Goal:
Retype the listing that follows, exactly as written.

Dataset:
.....

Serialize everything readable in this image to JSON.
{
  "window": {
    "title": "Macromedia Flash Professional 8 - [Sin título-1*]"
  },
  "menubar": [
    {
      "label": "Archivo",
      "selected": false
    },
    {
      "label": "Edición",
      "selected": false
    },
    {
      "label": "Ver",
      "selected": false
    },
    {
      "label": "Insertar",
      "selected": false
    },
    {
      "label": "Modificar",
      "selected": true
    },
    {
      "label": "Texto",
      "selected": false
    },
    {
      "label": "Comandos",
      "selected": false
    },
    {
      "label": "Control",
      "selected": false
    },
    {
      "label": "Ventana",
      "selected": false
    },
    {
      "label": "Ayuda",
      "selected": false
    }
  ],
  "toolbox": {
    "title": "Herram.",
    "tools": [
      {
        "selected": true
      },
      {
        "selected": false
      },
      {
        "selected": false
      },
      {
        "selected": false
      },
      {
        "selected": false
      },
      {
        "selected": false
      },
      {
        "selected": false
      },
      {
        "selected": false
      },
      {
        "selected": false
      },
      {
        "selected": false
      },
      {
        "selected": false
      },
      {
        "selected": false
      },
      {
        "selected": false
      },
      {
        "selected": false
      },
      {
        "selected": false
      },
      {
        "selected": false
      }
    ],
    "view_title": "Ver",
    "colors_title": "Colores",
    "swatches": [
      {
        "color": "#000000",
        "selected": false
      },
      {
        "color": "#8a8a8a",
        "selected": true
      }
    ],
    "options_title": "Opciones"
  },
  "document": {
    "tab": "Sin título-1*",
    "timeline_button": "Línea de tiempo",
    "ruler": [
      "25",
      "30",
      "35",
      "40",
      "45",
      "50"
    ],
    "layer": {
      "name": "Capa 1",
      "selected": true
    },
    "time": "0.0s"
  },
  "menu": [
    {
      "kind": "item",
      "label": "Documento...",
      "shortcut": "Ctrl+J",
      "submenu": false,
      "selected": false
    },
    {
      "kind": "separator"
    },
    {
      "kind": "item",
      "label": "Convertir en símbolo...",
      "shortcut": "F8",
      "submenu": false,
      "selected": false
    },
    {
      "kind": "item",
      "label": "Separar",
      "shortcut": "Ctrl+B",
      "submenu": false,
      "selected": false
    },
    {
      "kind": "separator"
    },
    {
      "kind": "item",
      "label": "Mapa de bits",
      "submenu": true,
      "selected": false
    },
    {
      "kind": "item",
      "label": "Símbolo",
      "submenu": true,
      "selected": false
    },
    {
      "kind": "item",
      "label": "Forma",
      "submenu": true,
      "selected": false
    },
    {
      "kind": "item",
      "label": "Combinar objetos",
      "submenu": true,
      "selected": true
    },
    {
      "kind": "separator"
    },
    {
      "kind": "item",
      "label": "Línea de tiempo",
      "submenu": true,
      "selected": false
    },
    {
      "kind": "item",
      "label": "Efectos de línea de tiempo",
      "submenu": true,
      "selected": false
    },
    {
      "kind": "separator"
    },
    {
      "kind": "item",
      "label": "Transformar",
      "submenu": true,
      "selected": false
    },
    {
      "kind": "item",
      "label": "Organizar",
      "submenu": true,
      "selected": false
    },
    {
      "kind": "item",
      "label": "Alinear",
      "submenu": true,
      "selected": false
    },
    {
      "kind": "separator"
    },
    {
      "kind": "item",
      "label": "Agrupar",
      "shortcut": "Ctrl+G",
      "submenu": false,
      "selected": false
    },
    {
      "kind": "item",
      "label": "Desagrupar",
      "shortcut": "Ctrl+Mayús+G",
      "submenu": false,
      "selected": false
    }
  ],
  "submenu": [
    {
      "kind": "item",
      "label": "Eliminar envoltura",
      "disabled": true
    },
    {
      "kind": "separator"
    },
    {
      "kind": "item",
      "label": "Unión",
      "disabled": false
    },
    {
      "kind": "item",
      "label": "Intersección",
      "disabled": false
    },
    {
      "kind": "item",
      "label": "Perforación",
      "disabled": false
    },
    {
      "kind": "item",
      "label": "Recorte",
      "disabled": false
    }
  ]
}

.....

Written solution:
Serialize everything readable in this image to JSON.
{
  "window": {
    "title": "Macromedia Flash Professional 8 - [Sin título-1*]"
  },
  "menubar": [
    {
      "label": "Archivo",
      "selected": false
    },
    {
      "label": "Edición",
      "selected": false
    },
    {
      "label": "Ver",
      "selected": false
    },
    {
      "label": "Insertar",
      "selected": false
    },
    {
      "label": "Modificar",
      "selected": true
    },
    {
      "label": "Texto",
      "selected": false
    },
    {
      "label": "Comandos",
      "selected": false
    },
    {
      "label": "Control",
      "selected": false
    },
    {
      "label": "Ventana",
      "selected": false
    },
    {
      "label": "Ayuda",
      "selected": false
    }
  ],
  "toolbox": {
    "title": "Herram.",
    "tools": [
      {
        "selected": true
      },
      {
        "selected": false
      },
      {
        "selected": false
      },
      {
        "selected": false
      },
      {
        "selected": false
      },
      {
        "selected": false
      },
      {
        "selected": false
      },
      {
        "selected": false
      },
      {
        "selected": false
      },
      {
        "selected": false
      },
      {
        "selected": false
      },
      {
        "selected": false
      },
      {
        "selected": false
      },
      {
        "selected": false
      },
      {
        "selected": false
      },
      {
        "selected": false
      }
    ],
    "view_title": "Ver",
    "colors_title": "Colores",
    "swatches": [
      {
        "color": "#000000",
        "selected": false
      },
      {
        "color": "#8a8a8a",
        "selected": true
      }
    ],
    "options_title": "Opciones"
  },
  "document": {
    "tab": "Sin título-1*",
    "timeline_button": "Línea de tiempo",
    "ruler": [
      "25",
      "30",
      "35",
      "40",
      "45",
      "50"
    ],
    "layer": {
      "name": "Capa 1",
      "selected": true
    },
    "time": "0.0s"
  },
  "menu": [
    {
      "kind": "item",
      "label": "Documento...",
      "shortcut": "Ctrl+J",
      "submenu": false,
      "selected": false
    },
    {
      "kind": "separator"
    },
    {
      "kind": "item",
      "label": "Convertir en símbolo...",
      "shortcut": "F8",
      "submenu": false,
      "selected": false
    },
    {
      "kind": "item",
      "label": "Separar",
      "shortcut": "Ctrl+B",
      "submenu": false,
      "selected": false
    },
    {
      "kind": "separator"
    },
    {
      "kind": "item",
      "label": "Mapa de bits",
      "submenu": true,
      "selected": false
    },
    {
      "kind": "item",
      "label": "Símbolo",
      "submenu": true,
      "selected": false
    },
    {
      "kind": "item",
      "label": "Forma",
      "submenu": true,
      "selected": false
    },
    {
      "kind": "item",
      "label": "Combinar objetos",
      "submenu": true,
      "selected": true
    },
    {
      "kind": "separator"
    },
    {
      "kind": "item",
      "label": "Línea de tiempo",
      "submenu": true,
      "selected": false
    },
    {
      "kind": "item",
      "label": "Efectos de línea de tiempo",
      "submenu": true,
      "selected": false
    },
    {
      "kind": "separator"
    },
    {
      "kind": "item",
      "label": "Transformar",
      "submenu": true,
      "selected": false
    },
    {
      "kind": "item",
      "label": "Organizar",
      "submenu": true,
      "selected": false
    },
    {
      "kind": "item",
      "label": "Alinear",
      "submenu": true,
      "selected": false
    },
    {
      "kind": "separator"
    },
    {
      "kind": "item",
      "label": "Agrupar",
      "shortcut": "Ctrl+G",
      "submenu": false,
      "selected": false
    },
    {
      "kind": "item",
      "label": "Desagrupar",
      "shortcut": "Ctrl+Mayús+G",
      "submenu": false,
      "selected": false
    }
  ],
  "submenu": [
    {
      "kind": "item",
      "label": "Eliminar envoltura",
      "disabled": true
    },
    {
      "kind": "separator"
    },
    {
      "kind": "item",
      "label": "Unión",
      "disabled": false
    },
    {
      "kind": "item",
      "label": "Intersección",
      "disabled": false
    },
    {
      "kind": "item",
      "label": "Perforación",
      "disabled": false
    },
    {
      "kind": "item",
      "label": "Recorte",
      "disabled": false
    }
  ]
}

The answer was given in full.